Stored records
+++
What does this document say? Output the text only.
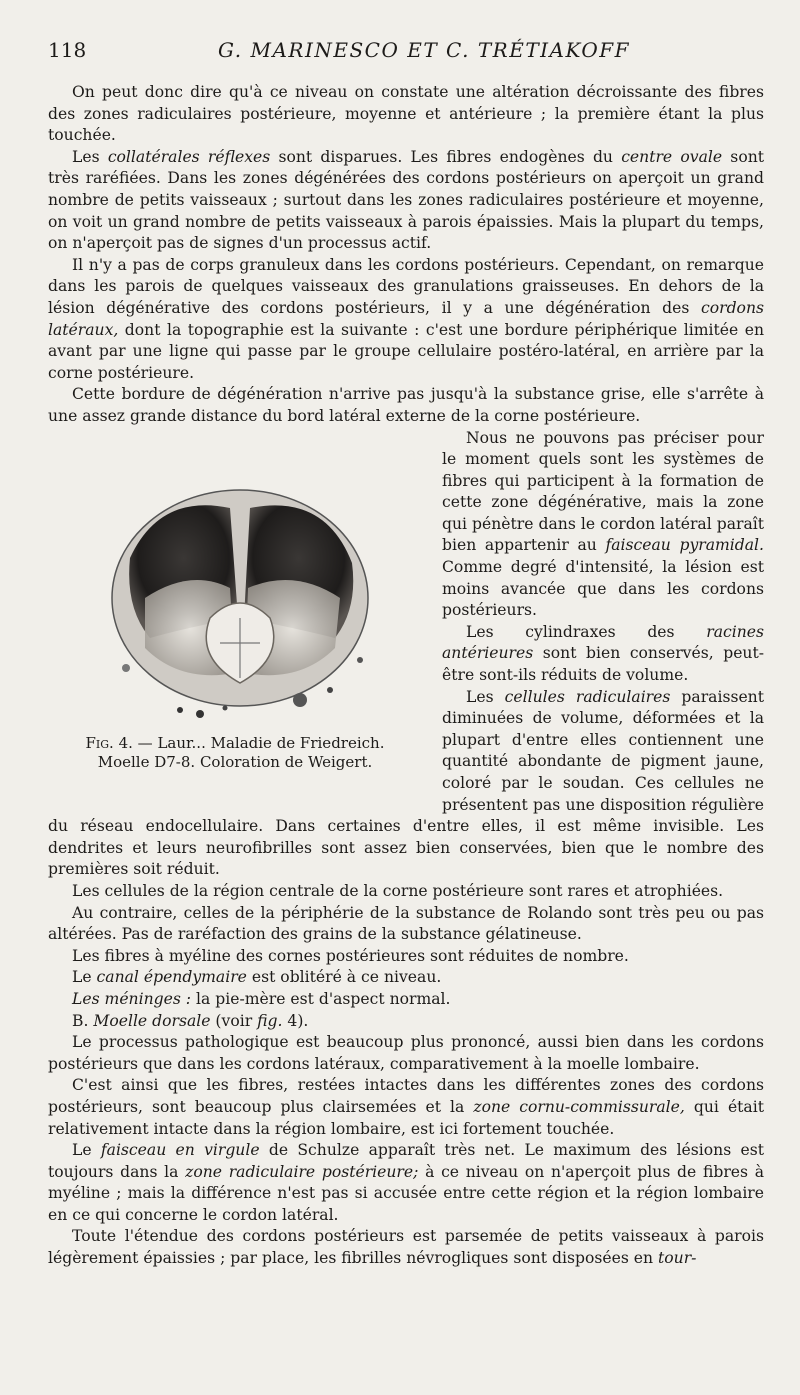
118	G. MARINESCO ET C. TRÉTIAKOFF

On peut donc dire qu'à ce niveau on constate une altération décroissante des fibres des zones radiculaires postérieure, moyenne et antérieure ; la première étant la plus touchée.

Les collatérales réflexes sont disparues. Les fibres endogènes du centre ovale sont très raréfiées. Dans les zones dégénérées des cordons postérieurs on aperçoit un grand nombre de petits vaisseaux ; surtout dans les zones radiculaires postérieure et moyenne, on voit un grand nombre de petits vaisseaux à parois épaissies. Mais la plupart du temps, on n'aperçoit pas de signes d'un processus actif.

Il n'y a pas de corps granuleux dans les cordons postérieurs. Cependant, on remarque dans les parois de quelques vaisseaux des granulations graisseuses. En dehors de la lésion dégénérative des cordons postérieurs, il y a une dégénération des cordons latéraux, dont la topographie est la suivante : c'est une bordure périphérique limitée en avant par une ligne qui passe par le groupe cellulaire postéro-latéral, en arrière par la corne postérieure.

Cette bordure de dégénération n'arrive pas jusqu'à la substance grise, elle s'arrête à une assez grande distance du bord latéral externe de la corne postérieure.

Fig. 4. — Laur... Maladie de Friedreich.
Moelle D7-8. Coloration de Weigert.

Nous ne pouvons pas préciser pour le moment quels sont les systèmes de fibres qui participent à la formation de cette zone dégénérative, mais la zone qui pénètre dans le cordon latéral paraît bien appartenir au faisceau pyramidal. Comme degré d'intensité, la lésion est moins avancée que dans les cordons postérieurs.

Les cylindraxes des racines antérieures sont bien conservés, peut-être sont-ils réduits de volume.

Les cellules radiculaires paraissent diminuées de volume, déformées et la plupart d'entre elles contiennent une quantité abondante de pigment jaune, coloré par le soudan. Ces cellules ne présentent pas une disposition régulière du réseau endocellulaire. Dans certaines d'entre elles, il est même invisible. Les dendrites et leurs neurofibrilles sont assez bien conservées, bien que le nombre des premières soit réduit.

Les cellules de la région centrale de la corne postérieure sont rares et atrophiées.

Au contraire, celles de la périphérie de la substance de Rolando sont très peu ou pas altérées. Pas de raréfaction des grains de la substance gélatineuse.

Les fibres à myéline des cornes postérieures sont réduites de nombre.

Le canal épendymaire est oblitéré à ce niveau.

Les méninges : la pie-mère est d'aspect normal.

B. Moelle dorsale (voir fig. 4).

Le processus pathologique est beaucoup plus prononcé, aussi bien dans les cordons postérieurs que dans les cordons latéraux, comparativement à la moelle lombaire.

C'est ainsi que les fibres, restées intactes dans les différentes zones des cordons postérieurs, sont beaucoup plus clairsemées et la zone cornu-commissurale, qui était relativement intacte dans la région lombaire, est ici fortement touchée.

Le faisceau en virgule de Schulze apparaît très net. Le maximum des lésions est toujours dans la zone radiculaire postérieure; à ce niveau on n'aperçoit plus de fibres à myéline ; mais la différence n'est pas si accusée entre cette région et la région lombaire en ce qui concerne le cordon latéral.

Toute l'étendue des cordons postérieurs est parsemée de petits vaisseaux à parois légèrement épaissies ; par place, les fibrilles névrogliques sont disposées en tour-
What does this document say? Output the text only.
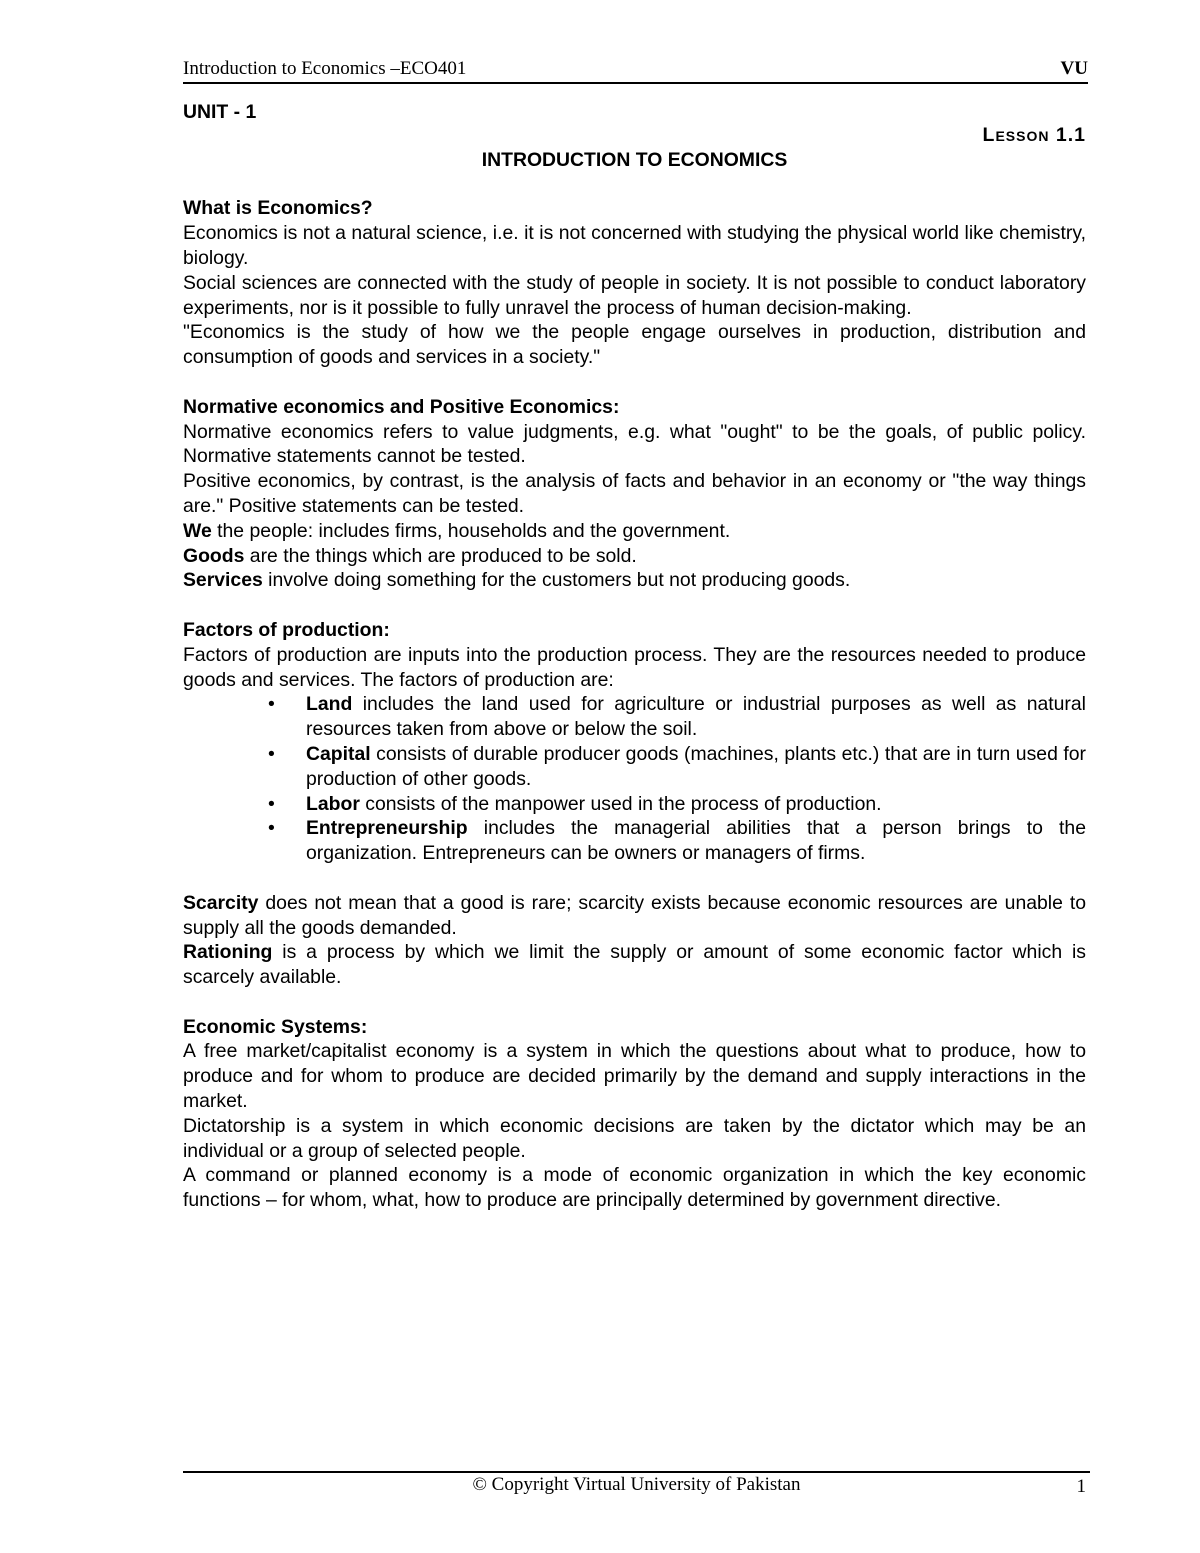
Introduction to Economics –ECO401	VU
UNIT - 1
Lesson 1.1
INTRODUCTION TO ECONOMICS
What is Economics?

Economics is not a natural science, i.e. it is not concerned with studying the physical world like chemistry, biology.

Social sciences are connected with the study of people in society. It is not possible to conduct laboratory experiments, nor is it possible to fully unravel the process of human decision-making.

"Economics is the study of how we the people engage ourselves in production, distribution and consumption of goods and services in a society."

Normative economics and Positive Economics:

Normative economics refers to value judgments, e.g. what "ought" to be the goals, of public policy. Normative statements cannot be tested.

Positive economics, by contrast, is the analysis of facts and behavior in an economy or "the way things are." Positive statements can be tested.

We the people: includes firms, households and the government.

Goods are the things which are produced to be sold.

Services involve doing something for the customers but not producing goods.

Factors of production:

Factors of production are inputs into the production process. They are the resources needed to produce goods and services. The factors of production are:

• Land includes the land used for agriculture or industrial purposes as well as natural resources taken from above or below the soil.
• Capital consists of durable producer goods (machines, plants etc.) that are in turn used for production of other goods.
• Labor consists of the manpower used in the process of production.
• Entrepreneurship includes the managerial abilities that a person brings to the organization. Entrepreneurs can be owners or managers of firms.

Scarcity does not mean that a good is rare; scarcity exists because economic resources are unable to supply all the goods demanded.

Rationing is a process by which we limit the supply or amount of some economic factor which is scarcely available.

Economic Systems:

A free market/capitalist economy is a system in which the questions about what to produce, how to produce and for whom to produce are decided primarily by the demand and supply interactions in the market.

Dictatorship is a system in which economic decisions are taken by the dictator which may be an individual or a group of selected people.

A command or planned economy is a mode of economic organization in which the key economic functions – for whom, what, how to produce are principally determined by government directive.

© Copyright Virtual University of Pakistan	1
+++
**Goal:** Every record must be copied exactly, with images dropped from the result.

**Result of the task:**
What does this document say? Output the text only.
118	G. MARINESCO ET C. TRÉTIAKOFF

On peut donc dire qu'à ce niveau on constate une altération décroissante des fibres des zones radiculaires postérieure, moyenne et antérieure ; la première étant la plus touchée.

Les collatérales réflexes sont disparues. Les fibres endogènes du centre ovale sont très raréfiées. Dans les zones dégénérées des cordons postérieurs on aperçoit un grand nombre de petits vaisseaux ; surtout dans les zones radiculaires postérieure et moyenne, on voit un grand nombre de petits vaisseaux à parois épaissies. Mais la plupart du temps, on n'aperçoit pas de signes d'un processus actif.

Il n'y a pas de corps granuleux dans les cordons postérieurs. Cependant, on remarque dans les parois de quelques vaisseaux des granulations graisseuses. En dehors de la lésion dégénérative des cordons postérieurs, il y a une dégénération des cordons latéraux, dont la topographie est la suivante : c'est une bordure périphérique limitée en avant par une ligne qui passe par le groupe cellulaire postéro-latéral, en arrière par la corne postérieure.

Cette bordure de dégénération n'arrive pas jusqu'à la substance grise, elle s'arrête à une assez grande distance du bord latéral externe de la corne postérieure.

Fig. 4. — Laur... Maladie de Friedreich.
Moelle D7-8. Coloration de Weigert.

Nous ne pouvons pas préciser pour le moment quels sont les systèmes de fibres qui participent à la formation de cette zone dégénérative, mais la zone qui pénètre dans le cordon latéral paraît bien appartenir au faisceau pyramidal. Comme degré d'intensité, la lésion est moins avancée que dans les cordons postérieurs.

Les cylindraxes des racines antérieures sont bien conservés, peut-être sont-ils réduits de volume.

Les cellules radiculaires paraissent diminuées de volume, déformées et la plupart d'entre elles contiennent une quantité abondante de pigment jaune, coloré par le soudan. Ces cellules ne présentent pas une disposition régulière du réseau endocellulaire. Dans certaines d'entre elles, il est même invisible. Les dendrites et leurs neurofibrilles sont assez bien conservées, bien que le nombre des premières soit réduit.

Les cellules de la région centrale de la corne postérieure sont rares et atrophiées.

Au contraire, celles de la périphérie de la substance de Rolando sont très peu ou pas altérées. Pas de raréfaction des grains de la substance gélatineuse.

Les fibres à myéline des cornes postérieures sont réduites de nombre.

Le canal épendymaire est oblitéré à ce niveau.

Les méninges : la pie-mère est d'aspect normal.

B. Moelle dorsale (voir fig. 4).

Le processus pathologique est beaucoup plus prononcé, aussi bien dans les cordons postérieurs que dans les cordons latéraux, comparativement à la moelle lombaire.

C'est ainsi que les fibres, restées intactes dans les différentes zones des cordons postérieurs, sont beaucoup plus clairsemées et la zone cornu-commissurale, qui était relativement intacte dans la région lombaire, est ici fortement touchée.

Le faisceau en virgule de Schulze apparaît très net. Le maximum des lésions est toujours dans la zone radiculaire postérieure; à ce niveau on n'aperçoit plus de fibres à myéline ; mais la différence n'est pas si accusée entre cette région et la région lombaire en ce qui concerne le cordon latéral.

Toute l'étendue des cordons postérieurs est parsemée de petits vaisseaux à parois légèrement épaissies ; par place, les fibrilles névrogliques sont disposées en tour-
What does this document say? Output the text only.
Introduction to Economics –ECO401	VU
UNIT - 1
Lesson 1.1
INTRODUCTION TO ECONOMICS
What is Economics?

Economics is not a natural science, i.e. it is not concerned with studying the physical world like chemistry, biology.

Social sciences are connected with the study of people in society. It is not possible to conduct laboratory experiments, nor is it possible to fully unravel the process of human decision-making.

"Economics is the study of how we the people engage ourselves in production, distribution and consumption of goods and services in a society."

Normative economics and Positive Economics:

Normative economics refers to value judgments, e.g. what "ought" to be the goals, of public policy. Normative statements cannot be tested.

Positive economics, by contrast, is the analysis of facts and behavior in an economy or "the way things are." Positive statements can be tested.

We the people: includes firms, households and the government.

Goods are the things which are produced to be sold.

Services involve doing something for the customers but not producing goods.

Factors of production:

Factors of production are inputs into the production process. They are the resources needed to produce goods and services. The factors of production are:

• Land includes the land used for agriculture or industrial purposes as well as natural resources taken from above or below the soil.
• Capital consists of durable producer goods (machines, plants etc.) that are in turn used for production of other goods.
• Labor consists of the manpower used in the process of production.
• Entrepreneurship includes the managerial abilities that a person brings to the organization. Entrepreneurs can be owners or managers of firms.

Scarcity does not mean that a good is rare; scarcity exists because economic resources are unable to supply all the goods demanded.

Rationing is a process by which we limit the supply or amount of some economic factor which is scarcely available.

Economic Systems:

A free market/capitalist economy is a system in which the questions about what to produce, how to produce and for whom to produce are decided primarily by the demand and supply interactions in the market.

Dictatorship is a system in which economic decisions are taken by the dictator which may be an individual or a group of selected people.

A command or planned economy is a mode of economic organization in which the key economic functions – for whom, what, how to produce are principally determined by government directive.

© Copyright Virtual University of Pakistan	1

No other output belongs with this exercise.